(WHAT YOU NEED TO DO)
Copy each line in which the string "labels" occurs.

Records
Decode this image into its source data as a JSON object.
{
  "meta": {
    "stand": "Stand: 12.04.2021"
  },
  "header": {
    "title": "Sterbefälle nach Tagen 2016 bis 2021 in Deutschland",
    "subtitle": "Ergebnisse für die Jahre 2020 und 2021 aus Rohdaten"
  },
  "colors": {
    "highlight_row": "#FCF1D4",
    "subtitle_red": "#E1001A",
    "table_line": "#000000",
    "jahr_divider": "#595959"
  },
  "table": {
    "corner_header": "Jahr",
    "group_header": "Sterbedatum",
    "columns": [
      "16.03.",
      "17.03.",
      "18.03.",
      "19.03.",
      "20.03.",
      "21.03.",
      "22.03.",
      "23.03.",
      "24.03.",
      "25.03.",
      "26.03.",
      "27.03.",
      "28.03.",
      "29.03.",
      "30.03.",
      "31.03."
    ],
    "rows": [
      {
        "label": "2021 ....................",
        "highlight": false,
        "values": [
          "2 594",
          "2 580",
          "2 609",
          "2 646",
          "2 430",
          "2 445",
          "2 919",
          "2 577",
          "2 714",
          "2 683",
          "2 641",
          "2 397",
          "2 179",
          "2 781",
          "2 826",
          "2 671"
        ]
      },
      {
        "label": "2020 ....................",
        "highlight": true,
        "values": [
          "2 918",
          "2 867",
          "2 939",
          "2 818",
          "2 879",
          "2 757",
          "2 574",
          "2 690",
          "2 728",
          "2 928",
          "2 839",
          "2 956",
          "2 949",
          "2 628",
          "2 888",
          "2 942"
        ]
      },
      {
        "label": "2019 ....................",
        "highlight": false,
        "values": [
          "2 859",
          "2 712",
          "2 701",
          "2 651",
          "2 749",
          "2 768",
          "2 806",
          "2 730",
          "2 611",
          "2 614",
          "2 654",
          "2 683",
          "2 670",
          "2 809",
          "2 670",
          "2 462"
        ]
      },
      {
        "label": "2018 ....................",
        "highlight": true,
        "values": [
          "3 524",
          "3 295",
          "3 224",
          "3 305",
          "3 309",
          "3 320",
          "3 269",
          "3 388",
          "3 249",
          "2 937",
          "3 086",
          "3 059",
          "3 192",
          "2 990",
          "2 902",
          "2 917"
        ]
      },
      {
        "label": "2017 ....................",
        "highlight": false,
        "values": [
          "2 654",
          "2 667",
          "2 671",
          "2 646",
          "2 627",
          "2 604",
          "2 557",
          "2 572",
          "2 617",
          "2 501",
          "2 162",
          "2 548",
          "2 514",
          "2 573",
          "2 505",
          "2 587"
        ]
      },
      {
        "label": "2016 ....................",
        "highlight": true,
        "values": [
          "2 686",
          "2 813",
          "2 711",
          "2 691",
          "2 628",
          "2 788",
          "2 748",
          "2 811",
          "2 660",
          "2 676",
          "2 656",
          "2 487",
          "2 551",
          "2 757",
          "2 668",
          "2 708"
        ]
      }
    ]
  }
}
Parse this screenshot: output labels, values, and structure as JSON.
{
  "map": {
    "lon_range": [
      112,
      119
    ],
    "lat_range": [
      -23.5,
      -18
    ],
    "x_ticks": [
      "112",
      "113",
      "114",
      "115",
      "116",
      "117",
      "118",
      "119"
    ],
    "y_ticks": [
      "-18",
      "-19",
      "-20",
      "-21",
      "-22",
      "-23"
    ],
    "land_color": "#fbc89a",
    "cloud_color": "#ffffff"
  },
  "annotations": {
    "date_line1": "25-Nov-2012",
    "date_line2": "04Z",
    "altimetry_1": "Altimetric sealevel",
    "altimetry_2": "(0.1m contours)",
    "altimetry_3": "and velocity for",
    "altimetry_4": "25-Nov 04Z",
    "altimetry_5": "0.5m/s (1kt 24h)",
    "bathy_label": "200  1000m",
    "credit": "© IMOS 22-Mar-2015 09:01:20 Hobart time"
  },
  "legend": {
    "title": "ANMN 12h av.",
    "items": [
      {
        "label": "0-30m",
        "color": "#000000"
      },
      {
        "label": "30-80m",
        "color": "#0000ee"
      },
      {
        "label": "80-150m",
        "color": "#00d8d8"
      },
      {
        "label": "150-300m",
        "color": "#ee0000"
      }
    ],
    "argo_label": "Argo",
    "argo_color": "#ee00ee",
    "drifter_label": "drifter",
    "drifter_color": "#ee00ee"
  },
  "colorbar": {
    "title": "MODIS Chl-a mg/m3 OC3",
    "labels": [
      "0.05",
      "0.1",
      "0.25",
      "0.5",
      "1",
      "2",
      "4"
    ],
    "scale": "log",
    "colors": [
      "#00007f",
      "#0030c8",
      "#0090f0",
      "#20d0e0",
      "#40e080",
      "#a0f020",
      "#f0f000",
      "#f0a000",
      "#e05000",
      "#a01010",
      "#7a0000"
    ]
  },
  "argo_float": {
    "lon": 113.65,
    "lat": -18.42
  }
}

(TASK RESULT)
Parse this screenshot: output labels, values, and structure as JSON.
    "labels": [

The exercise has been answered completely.